* _Description of the task_
Check each line of the records for "datetime"; collect those that have it.

* _Records supplied_
◇ ◇ ◇ ◇ ◇ ◇ ◇

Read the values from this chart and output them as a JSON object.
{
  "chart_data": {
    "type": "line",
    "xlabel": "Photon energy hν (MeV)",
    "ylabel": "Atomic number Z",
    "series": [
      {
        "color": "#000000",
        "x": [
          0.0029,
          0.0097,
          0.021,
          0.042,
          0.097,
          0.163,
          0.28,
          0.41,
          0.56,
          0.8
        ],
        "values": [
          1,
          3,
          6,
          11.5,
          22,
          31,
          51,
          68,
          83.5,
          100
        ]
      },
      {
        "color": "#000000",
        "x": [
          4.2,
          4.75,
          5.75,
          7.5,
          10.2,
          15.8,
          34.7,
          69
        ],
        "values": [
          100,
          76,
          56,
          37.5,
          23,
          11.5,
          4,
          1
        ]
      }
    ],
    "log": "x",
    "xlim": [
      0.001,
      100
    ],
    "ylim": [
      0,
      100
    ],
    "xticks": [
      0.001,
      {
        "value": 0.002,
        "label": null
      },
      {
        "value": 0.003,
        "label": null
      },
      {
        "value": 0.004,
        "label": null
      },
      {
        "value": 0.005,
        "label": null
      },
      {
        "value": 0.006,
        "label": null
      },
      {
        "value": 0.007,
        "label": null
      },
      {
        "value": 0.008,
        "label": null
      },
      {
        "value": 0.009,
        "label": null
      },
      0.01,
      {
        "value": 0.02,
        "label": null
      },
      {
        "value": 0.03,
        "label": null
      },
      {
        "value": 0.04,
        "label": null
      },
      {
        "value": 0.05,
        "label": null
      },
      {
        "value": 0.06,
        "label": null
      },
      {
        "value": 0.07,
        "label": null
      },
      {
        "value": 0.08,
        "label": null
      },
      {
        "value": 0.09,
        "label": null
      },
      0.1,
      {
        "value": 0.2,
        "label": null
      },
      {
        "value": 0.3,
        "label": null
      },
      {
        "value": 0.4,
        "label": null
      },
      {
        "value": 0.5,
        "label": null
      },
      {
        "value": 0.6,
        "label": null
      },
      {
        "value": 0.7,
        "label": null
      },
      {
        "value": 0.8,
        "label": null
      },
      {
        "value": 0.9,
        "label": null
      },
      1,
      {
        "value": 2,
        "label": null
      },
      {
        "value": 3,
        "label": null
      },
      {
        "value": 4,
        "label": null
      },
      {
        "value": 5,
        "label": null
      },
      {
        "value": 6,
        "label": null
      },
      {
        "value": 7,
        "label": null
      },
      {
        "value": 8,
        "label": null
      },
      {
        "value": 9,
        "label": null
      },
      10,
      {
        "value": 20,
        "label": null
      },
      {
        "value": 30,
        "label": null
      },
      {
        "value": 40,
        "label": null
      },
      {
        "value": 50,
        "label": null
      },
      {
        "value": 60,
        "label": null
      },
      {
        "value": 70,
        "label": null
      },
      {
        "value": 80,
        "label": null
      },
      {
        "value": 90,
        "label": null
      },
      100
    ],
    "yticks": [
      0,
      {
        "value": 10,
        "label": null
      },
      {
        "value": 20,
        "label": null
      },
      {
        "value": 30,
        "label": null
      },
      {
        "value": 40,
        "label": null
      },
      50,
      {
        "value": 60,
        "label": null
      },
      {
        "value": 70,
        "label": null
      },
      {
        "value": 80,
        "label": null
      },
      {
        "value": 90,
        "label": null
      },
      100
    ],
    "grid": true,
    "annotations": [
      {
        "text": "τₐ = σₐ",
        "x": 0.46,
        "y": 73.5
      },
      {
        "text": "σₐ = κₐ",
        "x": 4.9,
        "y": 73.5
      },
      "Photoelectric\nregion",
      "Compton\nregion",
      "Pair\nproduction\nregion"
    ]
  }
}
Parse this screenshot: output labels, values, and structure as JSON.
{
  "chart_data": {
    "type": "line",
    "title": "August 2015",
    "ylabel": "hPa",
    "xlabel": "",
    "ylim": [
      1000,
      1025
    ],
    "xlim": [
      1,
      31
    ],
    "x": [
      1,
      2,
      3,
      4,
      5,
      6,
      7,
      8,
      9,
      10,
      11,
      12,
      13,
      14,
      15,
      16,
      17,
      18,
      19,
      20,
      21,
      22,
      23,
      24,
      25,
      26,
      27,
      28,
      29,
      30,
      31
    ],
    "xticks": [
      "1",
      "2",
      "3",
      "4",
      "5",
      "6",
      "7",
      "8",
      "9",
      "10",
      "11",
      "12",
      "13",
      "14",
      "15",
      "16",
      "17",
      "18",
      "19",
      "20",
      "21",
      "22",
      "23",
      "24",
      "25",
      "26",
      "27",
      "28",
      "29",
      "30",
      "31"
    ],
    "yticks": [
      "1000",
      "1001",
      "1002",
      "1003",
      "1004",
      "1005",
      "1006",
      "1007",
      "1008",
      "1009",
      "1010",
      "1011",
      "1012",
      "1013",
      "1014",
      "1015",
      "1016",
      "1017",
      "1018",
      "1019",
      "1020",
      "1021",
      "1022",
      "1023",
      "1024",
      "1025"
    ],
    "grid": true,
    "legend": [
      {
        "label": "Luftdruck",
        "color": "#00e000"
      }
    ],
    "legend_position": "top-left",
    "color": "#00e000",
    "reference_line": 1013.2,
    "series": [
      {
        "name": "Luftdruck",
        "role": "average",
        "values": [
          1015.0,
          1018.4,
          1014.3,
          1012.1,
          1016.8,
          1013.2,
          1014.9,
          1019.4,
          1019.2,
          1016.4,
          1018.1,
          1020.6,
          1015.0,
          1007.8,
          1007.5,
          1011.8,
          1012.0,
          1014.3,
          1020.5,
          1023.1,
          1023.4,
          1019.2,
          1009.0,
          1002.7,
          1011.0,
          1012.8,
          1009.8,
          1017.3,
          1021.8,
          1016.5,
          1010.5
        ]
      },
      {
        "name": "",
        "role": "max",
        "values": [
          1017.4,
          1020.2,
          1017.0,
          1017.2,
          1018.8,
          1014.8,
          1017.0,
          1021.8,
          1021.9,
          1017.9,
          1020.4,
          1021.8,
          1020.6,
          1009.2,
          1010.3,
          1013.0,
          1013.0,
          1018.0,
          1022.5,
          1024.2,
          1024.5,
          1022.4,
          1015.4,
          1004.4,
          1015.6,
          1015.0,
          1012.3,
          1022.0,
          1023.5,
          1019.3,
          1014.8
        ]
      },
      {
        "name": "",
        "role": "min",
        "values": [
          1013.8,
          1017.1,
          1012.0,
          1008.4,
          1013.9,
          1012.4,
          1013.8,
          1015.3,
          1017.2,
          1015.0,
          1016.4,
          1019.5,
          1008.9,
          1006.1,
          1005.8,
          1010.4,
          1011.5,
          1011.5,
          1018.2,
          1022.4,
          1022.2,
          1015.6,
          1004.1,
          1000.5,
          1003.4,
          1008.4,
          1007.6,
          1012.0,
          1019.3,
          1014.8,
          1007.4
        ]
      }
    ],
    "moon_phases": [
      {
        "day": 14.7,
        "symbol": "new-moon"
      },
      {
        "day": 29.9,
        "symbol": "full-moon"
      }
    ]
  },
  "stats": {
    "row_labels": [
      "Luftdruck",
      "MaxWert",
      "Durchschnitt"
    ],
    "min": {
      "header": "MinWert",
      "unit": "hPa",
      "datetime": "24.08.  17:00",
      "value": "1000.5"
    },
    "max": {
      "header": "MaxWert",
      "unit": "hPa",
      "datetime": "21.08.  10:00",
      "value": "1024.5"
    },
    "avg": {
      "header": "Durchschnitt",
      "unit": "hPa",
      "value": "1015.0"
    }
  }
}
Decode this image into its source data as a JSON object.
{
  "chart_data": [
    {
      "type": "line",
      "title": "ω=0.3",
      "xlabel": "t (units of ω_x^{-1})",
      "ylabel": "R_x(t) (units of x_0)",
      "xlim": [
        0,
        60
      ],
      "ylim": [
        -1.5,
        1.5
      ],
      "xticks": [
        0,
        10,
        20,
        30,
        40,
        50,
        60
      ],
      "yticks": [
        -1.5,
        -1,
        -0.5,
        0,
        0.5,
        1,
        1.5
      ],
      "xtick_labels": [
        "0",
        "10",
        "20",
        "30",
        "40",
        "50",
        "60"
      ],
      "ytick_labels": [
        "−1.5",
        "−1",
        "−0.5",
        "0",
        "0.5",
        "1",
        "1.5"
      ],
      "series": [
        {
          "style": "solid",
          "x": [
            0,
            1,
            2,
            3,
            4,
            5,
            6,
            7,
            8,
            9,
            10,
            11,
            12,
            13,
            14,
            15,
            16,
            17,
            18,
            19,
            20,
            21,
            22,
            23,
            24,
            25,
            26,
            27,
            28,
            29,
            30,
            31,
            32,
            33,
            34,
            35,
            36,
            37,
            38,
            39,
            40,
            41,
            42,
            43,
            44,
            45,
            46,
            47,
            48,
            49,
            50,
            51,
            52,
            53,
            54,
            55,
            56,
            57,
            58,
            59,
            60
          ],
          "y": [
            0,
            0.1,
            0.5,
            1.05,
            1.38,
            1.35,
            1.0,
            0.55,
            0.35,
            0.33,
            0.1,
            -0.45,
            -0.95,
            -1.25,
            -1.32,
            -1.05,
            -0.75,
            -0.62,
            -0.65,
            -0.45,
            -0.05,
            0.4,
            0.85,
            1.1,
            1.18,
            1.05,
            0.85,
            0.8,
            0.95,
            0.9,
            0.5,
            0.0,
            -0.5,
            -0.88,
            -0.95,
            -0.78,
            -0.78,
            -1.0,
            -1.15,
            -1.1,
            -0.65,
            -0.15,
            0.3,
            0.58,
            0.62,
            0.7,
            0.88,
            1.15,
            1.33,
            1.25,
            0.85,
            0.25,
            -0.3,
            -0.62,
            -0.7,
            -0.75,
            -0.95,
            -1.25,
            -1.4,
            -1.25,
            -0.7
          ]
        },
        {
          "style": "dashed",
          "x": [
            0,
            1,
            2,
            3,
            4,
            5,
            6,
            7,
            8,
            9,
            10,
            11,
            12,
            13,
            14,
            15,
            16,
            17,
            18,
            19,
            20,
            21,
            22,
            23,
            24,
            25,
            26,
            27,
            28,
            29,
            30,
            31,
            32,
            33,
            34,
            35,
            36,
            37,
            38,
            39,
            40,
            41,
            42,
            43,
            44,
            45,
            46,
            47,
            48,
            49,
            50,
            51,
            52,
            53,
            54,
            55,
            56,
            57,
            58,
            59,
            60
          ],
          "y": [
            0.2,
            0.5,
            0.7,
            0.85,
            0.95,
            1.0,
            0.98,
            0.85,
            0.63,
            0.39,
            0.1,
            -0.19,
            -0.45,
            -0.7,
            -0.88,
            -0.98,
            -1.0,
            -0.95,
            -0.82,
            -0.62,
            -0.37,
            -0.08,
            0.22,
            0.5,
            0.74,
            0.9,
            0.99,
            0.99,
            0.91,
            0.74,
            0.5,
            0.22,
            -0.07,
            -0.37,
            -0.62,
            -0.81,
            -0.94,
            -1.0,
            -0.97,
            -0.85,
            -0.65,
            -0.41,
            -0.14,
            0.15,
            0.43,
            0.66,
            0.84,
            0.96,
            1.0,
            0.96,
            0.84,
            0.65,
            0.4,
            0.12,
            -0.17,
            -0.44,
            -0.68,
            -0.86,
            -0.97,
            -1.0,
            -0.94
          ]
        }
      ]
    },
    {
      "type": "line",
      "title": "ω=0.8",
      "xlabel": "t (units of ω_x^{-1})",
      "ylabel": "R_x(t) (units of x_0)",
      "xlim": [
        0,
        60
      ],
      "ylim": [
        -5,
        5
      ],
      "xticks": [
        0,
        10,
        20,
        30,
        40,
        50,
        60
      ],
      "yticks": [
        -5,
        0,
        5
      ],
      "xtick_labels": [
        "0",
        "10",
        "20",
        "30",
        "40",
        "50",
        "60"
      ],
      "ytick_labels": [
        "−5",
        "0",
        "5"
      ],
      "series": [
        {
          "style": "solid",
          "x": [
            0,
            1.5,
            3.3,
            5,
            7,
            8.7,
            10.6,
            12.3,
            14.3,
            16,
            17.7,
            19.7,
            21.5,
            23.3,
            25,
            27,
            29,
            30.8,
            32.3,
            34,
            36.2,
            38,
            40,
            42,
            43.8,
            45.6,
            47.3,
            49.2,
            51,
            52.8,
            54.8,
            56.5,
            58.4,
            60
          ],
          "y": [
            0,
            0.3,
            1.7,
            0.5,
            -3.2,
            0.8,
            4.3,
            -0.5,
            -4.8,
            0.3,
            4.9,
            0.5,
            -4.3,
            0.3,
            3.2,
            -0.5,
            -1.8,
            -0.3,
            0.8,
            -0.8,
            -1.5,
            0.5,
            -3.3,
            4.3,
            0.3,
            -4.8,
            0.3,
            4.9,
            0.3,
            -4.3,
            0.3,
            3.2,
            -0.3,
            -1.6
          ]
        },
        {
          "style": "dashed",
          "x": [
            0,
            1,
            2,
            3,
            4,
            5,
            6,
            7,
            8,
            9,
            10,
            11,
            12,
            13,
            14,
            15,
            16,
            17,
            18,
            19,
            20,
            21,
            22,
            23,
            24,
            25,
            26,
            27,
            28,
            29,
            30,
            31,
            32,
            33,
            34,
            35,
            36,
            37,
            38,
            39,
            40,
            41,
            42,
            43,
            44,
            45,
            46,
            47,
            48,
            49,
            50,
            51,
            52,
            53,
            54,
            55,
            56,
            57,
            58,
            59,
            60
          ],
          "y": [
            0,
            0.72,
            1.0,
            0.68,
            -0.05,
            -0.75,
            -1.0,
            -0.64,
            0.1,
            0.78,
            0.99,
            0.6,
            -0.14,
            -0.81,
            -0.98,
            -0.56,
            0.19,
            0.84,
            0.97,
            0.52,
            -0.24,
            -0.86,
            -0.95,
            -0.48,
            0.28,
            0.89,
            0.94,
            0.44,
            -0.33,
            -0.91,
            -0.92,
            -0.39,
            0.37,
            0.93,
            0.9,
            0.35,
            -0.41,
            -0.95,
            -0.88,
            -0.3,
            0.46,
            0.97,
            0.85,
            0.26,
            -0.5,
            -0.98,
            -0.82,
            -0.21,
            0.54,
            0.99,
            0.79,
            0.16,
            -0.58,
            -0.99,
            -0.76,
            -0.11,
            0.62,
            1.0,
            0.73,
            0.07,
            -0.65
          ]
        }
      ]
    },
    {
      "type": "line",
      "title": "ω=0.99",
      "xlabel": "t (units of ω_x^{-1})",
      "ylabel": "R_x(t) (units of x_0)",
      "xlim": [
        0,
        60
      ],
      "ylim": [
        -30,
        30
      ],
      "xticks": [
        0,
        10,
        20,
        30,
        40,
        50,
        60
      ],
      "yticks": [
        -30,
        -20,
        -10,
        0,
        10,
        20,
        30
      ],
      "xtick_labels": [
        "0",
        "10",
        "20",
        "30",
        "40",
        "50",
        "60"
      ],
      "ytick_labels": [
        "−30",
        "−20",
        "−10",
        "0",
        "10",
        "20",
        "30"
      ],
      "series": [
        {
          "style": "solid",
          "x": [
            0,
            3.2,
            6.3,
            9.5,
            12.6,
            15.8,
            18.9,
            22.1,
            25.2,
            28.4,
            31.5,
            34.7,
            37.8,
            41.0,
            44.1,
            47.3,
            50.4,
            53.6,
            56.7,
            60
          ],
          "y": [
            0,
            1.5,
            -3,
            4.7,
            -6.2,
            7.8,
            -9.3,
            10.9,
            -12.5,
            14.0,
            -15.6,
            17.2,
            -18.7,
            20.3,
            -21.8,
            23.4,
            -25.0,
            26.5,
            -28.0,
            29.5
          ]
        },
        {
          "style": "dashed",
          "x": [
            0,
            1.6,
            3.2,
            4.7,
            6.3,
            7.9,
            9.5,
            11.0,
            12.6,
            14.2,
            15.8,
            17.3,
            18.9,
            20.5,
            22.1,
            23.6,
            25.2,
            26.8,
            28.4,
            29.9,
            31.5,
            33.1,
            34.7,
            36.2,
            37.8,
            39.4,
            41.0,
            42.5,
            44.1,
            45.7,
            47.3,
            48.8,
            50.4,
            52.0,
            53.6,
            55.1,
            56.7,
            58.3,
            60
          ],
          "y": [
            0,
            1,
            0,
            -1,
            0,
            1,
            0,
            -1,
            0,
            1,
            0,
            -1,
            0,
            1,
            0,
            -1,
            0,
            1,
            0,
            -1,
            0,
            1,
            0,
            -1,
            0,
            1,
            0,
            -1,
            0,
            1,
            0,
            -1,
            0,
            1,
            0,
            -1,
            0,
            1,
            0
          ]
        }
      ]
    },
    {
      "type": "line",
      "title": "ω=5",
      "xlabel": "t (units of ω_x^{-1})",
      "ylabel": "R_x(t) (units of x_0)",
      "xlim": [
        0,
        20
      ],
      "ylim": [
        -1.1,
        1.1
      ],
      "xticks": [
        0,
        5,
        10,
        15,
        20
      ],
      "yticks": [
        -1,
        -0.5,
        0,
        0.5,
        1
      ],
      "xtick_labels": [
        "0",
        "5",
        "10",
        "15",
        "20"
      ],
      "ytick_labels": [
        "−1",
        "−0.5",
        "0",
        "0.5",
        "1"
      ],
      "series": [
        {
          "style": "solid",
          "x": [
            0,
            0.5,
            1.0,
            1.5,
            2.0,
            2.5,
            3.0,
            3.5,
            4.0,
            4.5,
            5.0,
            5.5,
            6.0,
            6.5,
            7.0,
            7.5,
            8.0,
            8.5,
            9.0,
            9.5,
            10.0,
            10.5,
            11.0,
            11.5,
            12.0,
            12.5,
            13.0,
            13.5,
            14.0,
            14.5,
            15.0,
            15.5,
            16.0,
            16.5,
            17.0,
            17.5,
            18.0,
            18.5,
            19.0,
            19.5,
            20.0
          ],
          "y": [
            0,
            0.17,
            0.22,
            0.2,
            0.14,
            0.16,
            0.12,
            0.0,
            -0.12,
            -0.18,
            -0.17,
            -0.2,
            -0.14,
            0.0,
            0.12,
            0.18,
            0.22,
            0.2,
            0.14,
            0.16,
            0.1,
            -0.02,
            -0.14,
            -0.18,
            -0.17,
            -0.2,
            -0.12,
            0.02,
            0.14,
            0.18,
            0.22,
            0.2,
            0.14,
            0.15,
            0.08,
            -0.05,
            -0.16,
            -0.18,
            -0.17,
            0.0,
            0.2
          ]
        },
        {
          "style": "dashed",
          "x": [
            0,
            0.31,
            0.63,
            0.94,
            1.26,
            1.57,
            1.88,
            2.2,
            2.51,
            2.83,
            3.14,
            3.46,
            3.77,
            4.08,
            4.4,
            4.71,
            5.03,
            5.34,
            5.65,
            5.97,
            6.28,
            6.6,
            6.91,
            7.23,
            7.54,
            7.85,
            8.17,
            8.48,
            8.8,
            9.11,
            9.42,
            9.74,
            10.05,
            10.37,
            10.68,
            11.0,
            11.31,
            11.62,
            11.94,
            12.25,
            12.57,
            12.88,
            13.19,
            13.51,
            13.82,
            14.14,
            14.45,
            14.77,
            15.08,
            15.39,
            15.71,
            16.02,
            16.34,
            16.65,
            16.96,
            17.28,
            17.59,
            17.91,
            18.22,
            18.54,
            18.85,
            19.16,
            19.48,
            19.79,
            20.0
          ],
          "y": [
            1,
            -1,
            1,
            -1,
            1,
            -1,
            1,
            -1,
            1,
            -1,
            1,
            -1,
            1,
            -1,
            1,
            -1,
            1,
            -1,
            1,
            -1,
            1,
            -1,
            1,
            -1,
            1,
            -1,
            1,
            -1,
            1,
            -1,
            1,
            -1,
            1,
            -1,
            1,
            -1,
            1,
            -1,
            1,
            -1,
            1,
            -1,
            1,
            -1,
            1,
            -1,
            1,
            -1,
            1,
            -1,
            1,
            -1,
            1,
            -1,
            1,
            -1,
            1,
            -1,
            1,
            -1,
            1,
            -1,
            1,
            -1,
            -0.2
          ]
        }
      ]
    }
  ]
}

◇ ◇ ◇ ◇ ◇ ◇ ◇

* _Written answer_
      "datetime": "24.08.  17:00",
      "datetime": "21.08.  10:00",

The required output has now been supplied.